--- Task ---
The answer should be a single number: how many lines of the entries below hold the word "Carol".

--- Supplied material ---
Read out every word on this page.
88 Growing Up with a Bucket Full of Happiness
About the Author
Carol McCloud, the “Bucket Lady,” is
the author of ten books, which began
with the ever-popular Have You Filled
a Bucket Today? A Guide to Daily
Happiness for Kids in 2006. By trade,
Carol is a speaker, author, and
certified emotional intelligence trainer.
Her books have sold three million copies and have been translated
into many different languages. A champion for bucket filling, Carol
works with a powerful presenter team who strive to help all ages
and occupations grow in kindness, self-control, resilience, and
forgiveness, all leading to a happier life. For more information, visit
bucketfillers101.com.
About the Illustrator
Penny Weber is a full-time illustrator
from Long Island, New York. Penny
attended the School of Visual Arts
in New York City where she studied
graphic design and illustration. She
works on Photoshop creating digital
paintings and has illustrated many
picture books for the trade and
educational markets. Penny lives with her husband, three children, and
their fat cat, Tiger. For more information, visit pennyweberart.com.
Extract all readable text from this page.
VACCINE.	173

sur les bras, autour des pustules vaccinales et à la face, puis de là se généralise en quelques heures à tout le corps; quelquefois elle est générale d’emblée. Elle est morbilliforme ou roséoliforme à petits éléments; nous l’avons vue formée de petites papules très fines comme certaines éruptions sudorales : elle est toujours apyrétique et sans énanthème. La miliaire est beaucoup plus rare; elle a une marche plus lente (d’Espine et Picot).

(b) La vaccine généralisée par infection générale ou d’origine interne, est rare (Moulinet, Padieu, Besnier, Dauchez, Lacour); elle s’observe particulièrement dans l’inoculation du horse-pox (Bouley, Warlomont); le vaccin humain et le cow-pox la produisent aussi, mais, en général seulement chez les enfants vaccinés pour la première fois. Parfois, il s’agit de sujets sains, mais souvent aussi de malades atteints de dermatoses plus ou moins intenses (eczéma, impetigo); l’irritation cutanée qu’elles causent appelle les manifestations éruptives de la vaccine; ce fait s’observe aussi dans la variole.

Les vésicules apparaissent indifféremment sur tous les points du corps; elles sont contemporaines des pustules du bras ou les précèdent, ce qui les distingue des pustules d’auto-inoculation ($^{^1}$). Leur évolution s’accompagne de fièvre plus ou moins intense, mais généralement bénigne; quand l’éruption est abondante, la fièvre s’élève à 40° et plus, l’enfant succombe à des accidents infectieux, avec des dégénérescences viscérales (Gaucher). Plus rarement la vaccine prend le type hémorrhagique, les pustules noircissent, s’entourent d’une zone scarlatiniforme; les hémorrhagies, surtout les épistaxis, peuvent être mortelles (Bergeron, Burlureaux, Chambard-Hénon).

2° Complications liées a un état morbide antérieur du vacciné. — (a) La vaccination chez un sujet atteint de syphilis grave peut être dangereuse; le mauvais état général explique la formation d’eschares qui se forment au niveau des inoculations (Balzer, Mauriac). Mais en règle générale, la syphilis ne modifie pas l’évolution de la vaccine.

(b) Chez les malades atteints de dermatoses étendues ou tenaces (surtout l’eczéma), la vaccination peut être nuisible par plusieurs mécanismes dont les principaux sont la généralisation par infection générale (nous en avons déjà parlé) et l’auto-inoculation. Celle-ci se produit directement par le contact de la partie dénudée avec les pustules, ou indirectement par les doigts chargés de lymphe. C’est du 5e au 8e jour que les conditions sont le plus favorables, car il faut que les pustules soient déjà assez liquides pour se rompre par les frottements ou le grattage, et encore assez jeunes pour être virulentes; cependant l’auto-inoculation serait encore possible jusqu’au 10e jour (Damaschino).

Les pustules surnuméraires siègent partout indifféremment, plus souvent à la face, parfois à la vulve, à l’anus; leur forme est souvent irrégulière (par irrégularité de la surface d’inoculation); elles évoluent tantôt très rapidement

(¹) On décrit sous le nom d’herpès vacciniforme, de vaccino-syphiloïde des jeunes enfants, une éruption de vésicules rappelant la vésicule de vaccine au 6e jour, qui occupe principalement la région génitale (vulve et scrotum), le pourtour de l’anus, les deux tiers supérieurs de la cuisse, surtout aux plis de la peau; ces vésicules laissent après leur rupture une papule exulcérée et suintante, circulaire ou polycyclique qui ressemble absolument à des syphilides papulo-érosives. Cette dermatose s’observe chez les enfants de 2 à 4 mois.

--- Solution for this task ---
3